▶ **DIRECTION**: Say how many lines include the word "Temperature". Reply with nothing but the number.

################

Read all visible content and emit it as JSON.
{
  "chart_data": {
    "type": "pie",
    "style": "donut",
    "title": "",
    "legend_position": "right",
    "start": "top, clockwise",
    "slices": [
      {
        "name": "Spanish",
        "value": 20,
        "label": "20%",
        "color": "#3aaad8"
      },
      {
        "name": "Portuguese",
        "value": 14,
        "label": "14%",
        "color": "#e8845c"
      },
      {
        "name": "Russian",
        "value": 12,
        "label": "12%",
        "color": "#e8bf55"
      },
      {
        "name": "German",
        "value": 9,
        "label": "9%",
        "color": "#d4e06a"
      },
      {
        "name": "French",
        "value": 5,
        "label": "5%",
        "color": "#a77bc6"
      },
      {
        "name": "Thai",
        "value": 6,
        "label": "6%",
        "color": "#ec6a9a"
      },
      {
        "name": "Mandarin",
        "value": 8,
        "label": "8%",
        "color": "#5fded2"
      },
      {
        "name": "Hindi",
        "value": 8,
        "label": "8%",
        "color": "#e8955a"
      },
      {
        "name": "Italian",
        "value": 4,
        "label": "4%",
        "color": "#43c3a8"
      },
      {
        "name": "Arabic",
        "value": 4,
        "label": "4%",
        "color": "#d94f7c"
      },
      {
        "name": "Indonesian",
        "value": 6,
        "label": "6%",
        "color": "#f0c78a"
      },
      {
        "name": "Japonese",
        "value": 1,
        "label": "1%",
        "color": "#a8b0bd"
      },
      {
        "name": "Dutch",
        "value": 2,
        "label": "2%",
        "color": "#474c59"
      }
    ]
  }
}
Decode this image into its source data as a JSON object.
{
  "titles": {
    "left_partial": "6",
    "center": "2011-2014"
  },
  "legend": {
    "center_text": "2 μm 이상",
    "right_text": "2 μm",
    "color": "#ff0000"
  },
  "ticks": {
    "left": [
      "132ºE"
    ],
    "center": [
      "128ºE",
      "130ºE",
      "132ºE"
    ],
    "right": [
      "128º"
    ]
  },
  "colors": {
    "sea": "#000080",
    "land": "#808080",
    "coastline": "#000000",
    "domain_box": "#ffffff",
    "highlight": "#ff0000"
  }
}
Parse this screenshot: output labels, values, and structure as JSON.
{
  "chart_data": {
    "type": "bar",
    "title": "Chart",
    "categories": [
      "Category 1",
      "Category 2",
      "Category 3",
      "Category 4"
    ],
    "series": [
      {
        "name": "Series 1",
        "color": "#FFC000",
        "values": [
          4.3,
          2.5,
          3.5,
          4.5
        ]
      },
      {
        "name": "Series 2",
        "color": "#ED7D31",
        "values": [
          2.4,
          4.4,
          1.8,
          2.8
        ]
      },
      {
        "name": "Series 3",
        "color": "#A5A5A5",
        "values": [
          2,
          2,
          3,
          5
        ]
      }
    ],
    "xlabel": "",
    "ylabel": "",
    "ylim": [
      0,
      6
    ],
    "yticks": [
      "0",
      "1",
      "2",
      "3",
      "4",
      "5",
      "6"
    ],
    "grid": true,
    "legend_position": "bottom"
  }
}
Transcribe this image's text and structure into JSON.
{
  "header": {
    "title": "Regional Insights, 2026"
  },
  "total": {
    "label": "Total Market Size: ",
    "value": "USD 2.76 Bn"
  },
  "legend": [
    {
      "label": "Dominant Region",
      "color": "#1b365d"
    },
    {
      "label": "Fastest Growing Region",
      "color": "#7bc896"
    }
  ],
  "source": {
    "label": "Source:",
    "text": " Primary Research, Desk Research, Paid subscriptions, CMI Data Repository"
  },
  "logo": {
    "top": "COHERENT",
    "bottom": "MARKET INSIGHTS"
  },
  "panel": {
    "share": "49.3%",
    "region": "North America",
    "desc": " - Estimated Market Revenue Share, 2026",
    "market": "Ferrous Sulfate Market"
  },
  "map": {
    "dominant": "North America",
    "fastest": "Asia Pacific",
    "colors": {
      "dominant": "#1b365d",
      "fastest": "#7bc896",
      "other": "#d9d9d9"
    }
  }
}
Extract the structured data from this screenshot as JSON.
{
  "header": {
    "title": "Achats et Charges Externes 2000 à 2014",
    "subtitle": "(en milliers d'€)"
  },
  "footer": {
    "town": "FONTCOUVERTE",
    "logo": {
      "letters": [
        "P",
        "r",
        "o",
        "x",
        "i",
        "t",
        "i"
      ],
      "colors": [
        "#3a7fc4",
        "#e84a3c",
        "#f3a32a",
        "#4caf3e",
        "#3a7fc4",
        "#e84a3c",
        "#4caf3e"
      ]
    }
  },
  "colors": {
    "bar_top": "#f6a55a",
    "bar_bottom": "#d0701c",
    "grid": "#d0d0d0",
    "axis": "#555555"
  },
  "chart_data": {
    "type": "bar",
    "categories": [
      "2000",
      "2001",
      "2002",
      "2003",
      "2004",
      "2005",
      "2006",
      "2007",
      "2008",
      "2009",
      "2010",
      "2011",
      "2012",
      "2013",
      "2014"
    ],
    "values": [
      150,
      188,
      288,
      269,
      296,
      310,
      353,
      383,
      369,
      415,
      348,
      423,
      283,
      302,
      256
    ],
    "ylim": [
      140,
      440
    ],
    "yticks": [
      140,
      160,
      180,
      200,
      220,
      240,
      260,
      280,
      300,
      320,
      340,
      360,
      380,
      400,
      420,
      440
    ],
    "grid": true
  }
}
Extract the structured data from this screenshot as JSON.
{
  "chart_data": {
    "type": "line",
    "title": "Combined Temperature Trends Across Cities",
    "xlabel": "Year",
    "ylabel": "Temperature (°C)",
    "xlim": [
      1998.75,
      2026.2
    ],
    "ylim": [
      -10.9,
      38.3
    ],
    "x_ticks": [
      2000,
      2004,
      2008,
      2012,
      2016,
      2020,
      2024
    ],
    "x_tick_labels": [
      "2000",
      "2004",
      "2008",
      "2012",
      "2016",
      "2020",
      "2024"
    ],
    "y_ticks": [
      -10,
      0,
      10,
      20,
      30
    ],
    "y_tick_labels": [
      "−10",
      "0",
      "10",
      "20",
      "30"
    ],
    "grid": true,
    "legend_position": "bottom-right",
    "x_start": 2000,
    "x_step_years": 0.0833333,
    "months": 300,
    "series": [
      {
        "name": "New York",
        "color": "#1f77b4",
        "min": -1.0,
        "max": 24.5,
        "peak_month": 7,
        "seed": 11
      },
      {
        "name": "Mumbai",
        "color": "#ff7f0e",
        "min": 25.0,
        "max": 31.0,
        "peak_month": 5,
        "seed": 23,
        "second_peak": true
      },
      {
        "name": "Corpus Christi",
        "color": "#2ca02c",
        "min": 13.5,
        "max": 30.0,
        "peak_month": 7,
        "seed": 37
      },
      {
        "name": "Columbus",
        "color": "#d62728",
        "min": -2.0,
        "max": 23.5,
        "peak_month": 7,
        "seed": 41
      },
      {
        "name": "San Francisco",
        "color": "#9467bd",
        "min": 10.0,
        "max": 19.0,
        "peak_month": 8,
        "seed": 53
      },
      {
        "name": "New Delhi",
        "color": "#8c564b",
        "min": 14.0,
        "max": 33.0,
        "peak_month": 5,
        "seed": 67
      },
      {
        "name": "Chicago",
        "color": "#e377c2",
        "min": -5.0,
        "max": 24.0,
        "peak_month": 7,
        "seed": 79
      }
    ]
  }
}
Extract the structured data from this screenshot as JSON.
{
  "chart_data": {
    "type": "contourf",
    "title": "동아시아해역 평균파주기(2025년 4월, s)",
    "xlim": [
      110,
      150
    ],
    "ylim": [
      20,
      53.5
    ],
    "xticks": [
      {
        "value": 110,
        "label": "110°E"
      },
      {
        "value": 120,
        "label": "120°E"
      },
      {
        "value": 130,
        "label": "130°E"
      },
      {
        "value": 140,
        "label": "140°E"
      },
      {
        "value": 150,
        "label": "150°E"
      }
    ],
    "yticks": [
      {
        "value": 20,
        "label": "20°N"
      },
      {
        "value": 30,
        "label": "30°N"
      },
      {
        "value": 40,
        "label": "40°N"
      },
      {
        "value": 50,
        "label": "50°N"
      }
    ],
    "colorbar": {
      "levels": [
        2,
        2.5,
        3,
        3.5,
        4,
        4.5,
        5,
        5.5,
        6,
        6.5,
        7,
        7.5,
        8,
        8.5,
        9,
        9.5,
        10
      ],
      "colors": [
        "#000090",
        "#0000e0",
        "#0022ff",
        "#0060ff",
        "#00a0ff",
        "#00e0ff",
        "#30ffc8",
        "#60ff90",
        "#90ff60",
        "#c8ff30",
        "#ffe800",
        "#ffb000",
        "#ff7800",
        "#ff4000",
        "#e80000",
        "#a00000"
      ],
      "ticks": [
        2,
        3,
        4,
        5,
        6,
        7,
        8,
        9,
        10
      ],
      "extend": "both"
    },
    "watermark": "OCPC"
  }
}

################

▶ **SOLUTION BELOW**: 2